▶ **Extracted data**
--------------------------------------------------

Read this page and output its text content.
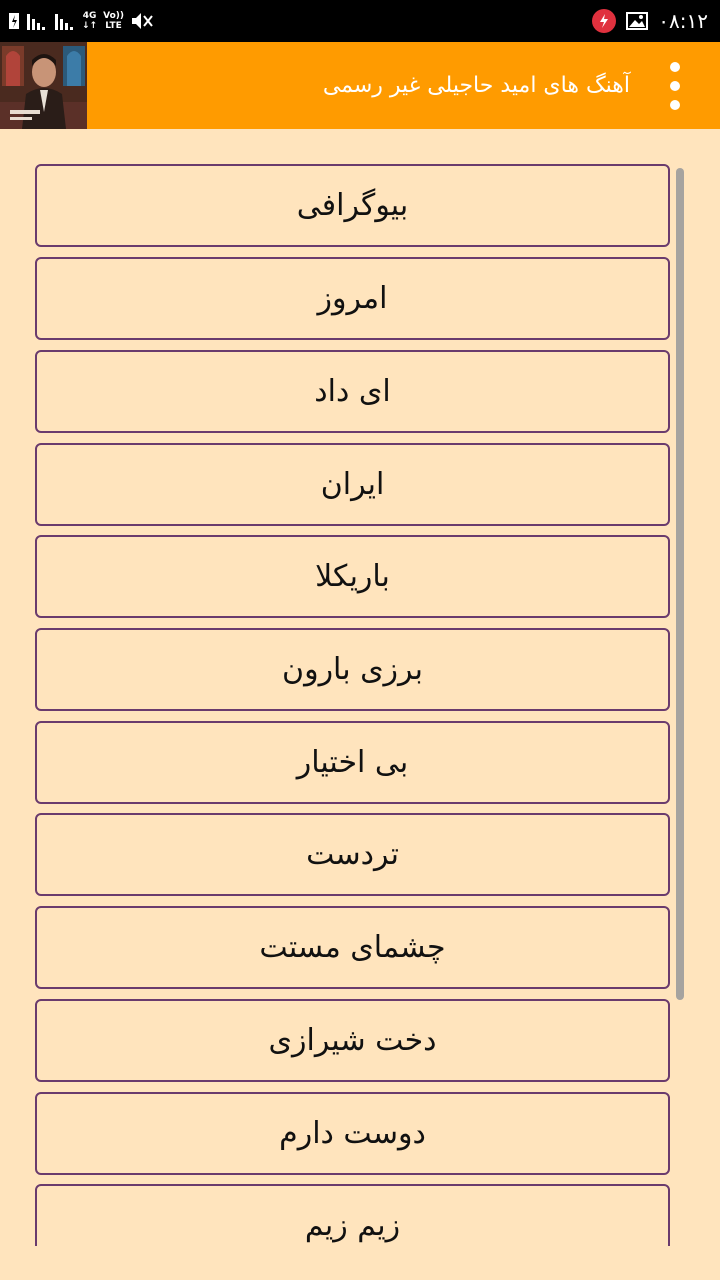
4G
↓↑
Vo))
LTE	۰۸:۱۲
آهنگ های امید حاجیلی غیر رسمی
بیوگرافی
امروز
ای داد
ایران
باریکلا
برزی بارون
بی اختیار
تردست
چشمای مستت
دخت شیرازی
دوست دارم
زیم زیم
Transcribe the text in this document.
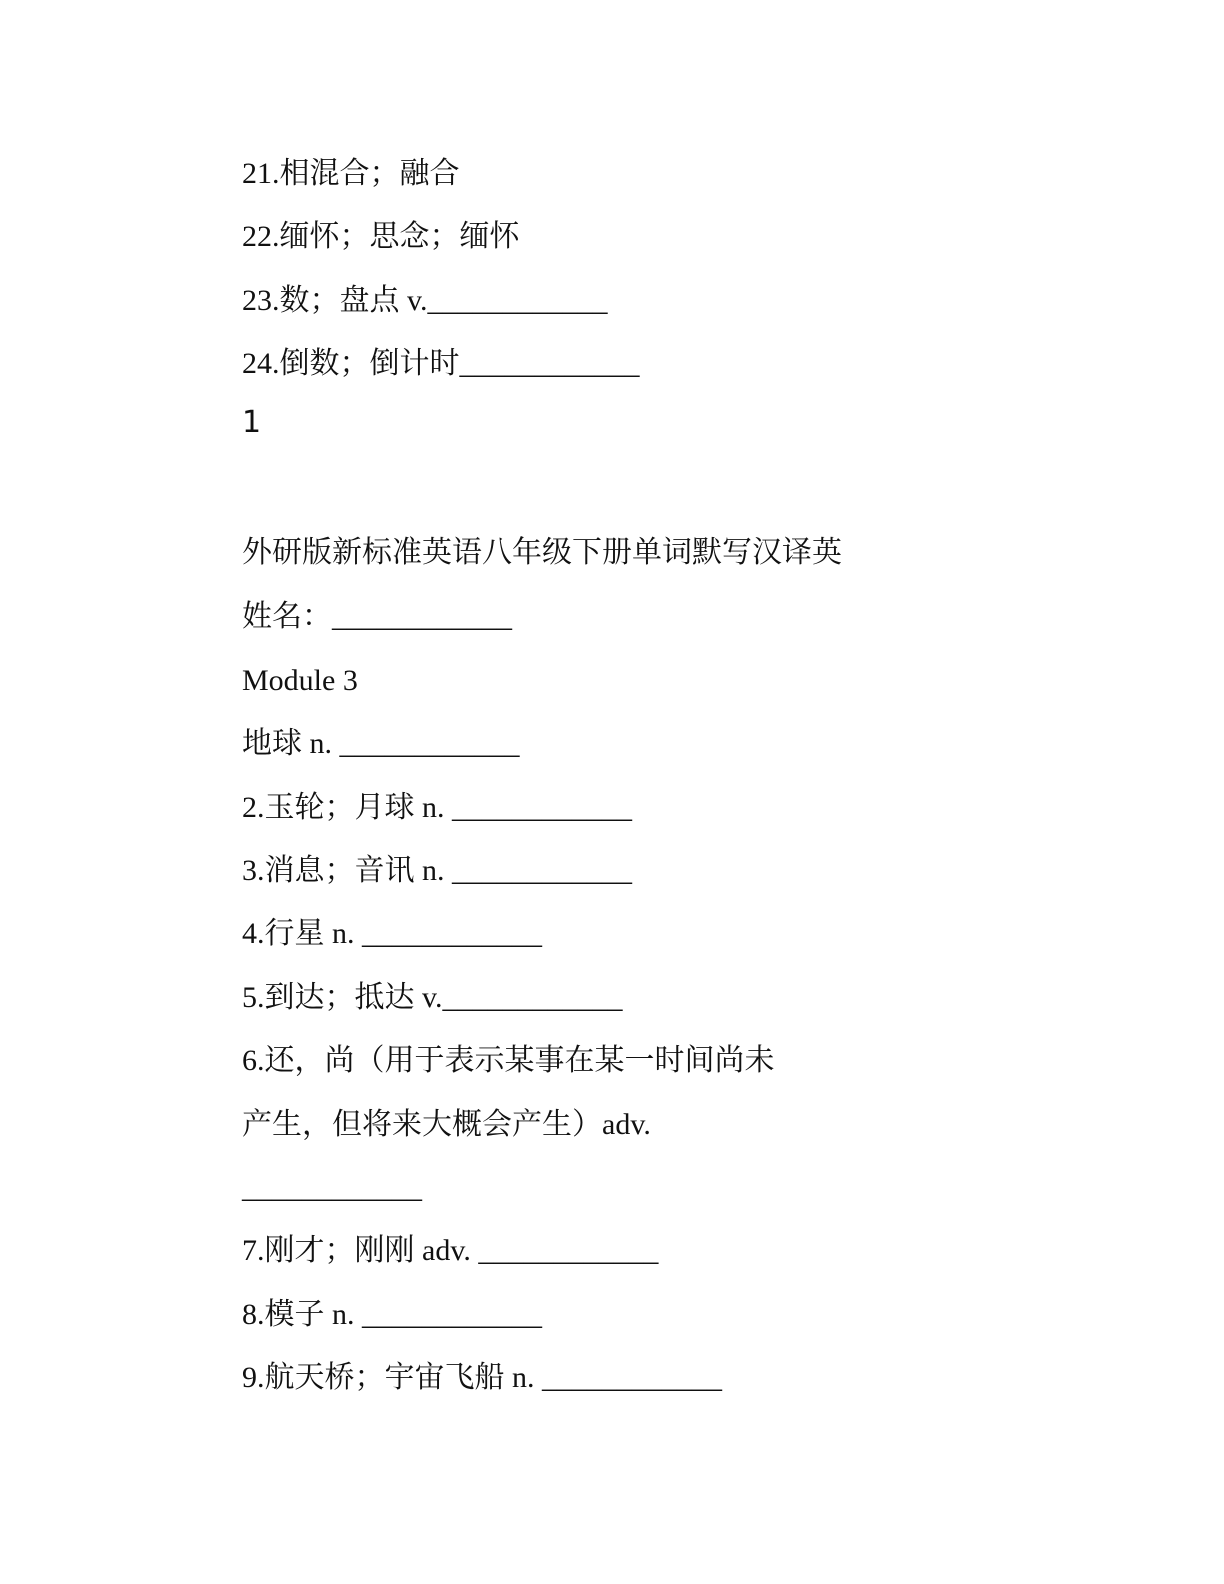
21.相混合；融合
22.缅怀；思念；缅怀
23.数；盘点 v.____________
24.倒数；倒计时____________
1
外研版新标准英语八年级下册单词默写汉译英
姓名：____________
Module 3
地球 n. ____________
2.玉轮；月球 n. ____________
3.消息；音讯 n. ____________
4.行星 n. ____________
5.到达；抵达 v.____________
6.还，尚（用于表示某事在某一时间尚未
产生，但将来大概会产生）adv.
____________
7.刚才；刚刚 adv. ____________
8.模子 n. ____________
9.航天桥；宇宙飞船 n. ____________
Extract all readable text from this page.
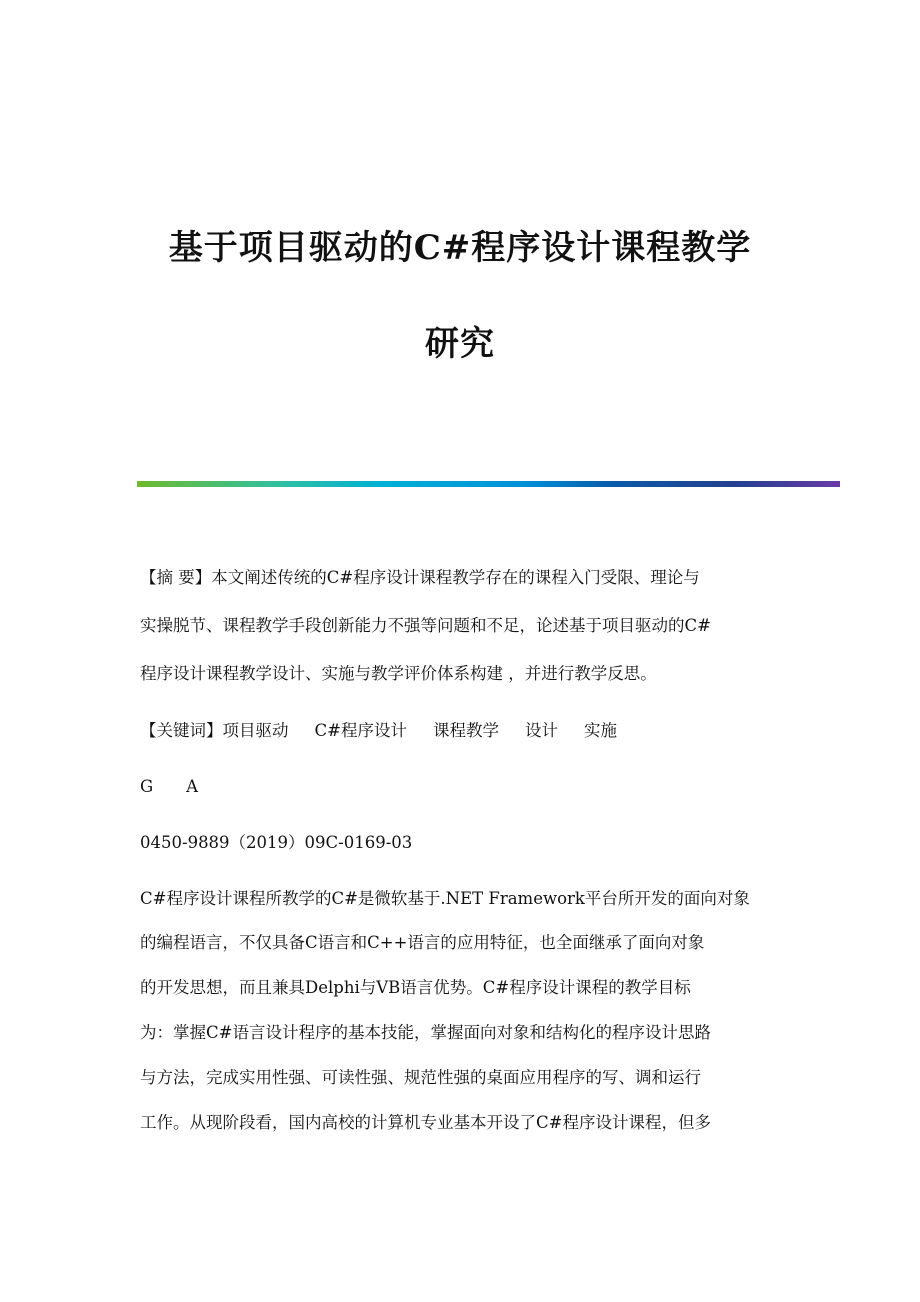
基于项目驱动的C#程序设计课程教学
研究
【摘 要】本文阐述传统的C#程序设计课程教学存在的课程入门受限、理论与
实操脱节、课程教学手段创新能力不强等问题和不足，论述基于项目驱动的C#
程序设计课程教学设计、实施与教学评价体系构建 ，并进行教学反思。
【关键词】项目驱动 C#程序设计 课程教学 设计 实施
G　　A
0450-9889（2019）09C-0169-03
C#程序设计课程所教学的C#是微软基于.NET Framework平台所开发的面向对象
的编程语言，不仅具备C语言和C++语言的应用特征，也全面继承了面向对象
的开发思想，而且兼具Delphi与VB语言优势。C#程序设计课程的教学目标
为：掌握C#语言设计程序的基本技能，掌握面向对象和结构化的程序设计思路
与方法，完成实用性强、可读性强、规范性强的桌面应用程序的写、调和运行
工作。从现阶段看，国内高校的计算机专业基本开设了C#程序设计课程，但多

--------------------------------------------------

▶ **What the task asks**
The records above must be transcribed exactly. Pictures are left out of the copy.

▶ **Solution to the problem**
Read this page and output its text content.
4G
↓↑
Vo))
LTE	۰۸:۱۲
آهنگ های امید حاجیلی غیر رسمی
بیوگرافی
امروز
ای داد
ایران
باریکلا
برزی بارون
بی اختیار
تردست
چشمای مستت
دخت شیرازی
دوست دارم
زیم زیم
Transcribe the text in this document.
21.相混合；融合
22.缅怀；思念；缅怀
23.数；盘点 v.____________
24.倒数；倒计时____________
1
外研版新标准英语八年级下册单词默写汉译英
姓名：____________
Module 3
地球 n. ____________
2.玉轮；月球 n. ____________
3.消息；音讯 n. ____________
4.行星 n. ____________
5.到达；抵达 v.____________
6.还，尚（用于表示某事在某一时间尚未
产生，但将来大概会产生）adv.
____________
7.刚才；刚刚 adv. ____________
8.模子 n. ____________
9.航天桥；宇宙飞船 n. ____________
Extract all readable text from this page.
基于项目驱动的C#程序设计课程教学
研究
【摘 要】本文阐述传统的C#程序设计课程教学存在的课程入门受限、理论与
实操脱节、课程教学手段创新能力不强等问题和不足，论述基于项目驱动的C#
程序设计课程教学设计、实施与教学评价体系构建 ，并进行教学反思。
【关键词】项目驱动 C#程序设计 课程教学 设计 实施
G　　A
0450-9889（2019）09C-0169-03
C#程序设计课程所教学的C#是微软基于.NET Framework平台所开发的面向对象
的编程语言，不仅具备C语言和C++语言的应用特征，也全面继承了面向对象
的开发思想，而且兼具Delphi与VB语言优势。C#程序设计课程的教学目标
为：掌握C#语言设计程序的基本技能，掌握面向对象和结构化的程序设计思路
与方法，完成实用性强、可读性强、规范性强的桌面应用程序的写、调和运行
工作。从现阶段看，国内高校的计算机专业基本开设了C#程序设计课程，但多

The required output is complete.